* **ENTRIES PROVIDED**:

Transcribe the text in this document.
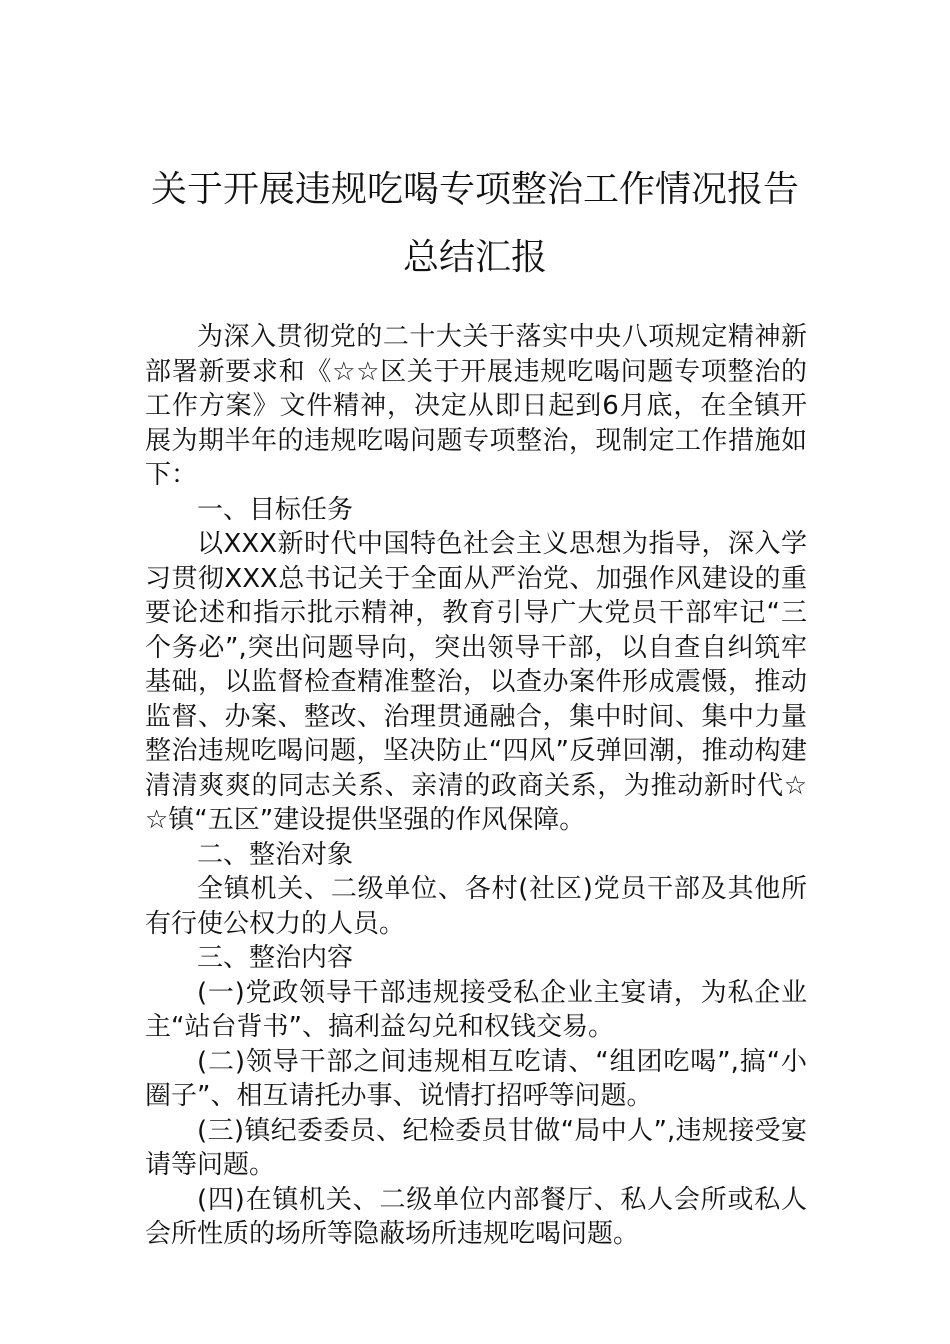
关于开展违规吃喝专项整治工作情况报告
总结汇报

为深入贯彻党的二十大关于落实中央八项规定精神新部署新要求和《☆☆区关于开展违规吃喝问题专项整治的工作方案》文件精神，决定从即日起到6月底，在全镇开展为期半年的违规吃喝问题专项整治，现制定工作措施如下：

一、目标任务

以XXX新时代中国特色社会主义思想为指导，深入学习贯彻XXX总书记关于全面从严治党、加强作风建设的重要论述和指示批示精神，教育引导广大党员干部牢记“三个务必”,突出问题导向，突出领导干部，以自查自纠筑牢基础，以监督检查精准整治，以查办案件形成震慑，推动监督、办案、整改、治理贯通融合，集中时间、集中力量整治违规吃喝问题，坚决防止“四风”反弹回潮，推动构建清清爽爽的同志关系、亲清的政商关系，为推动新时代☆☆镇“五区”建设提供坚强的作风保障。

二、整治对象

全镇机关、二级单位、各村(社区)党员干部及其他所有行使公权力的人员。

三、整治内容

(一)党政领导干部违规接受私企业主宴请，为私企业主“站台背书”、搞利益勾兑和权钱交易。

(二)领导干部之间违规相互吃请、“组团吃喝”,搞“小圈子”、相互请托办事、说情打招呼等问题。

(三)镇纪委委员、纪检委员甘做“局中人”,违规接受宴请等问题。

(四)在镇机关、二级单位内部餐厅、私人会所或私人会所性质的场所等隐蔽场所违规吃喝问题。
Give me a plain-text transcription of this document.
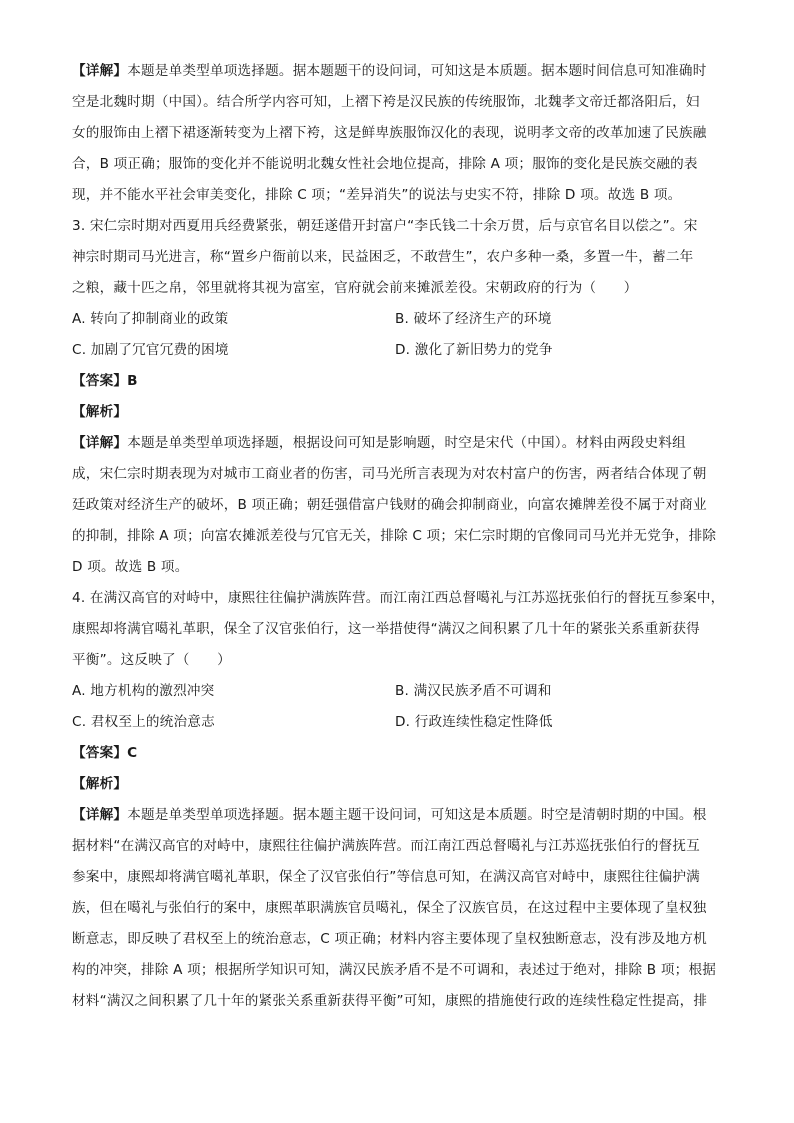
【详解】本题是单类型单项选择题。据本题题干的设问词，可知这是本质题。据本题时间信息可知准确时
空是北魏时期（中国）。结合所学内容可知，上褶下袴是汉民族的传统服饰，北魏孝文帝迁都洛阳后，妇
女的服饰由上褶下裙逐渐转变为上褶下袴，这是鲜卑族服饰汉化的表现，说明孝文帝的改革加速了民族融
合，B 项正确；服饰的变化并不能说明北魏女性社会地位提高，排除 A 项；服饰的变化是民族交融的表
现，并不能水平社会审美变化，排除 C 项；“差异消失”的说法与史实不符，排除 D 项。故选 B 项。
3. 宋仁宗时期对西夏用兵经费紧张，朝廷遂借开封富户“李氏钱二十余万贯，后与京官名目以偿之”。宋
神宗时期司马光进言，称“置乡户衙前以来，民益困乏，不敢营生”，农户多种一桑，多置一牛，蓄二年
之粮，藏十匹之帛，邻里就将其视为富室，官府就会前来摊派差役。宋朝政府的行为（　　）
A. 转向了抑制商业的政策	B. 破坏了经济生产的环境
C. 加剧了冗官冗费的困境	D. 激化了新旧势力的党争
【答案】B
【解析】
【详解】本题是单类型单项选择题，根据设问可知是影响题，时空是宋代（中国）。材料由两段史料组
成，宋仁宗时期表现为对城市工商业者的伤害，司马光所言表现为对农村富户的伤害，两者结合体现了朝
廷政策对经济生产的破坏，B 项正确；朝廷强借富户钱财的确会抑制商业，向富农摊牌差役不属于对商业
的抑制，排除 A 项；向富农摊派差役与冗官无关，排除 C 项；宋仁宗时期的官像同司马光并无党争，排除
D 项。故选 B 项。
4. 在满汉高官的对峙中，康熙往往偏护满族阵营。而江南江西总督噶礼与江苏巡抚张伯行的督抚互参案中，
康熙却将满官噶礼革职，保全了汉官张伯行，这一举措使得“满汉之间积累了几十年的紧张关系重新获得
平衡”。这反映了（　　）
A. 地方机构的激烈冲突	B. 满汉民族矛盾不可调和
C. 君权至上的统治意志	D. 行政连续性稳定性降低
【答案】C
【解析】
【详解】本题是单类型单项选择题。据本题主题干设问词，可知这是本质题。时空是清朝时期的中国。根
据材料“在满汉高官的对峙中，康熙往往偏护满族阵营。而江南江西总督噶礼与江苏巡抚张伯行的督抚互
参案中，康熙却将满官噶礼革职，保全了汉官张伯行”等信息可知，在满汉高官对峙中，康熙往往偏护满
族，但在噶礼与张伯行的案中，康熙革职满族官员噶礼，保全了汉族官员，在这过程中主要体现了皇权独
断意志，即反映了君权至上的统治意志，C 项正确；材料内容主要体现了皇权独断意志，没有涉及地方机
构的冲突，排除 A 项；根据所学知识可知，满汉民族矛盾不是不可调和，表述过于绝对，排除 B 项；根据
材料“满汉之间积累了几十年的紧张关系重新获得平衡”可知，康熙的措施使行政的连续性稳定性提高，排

* **OBJECTIVE**: Every line containing the string "document" must be listed.

* **EXPECTED ANSWER**:
Transcribe the text in this document.
Give me a plain-text transcription of this document.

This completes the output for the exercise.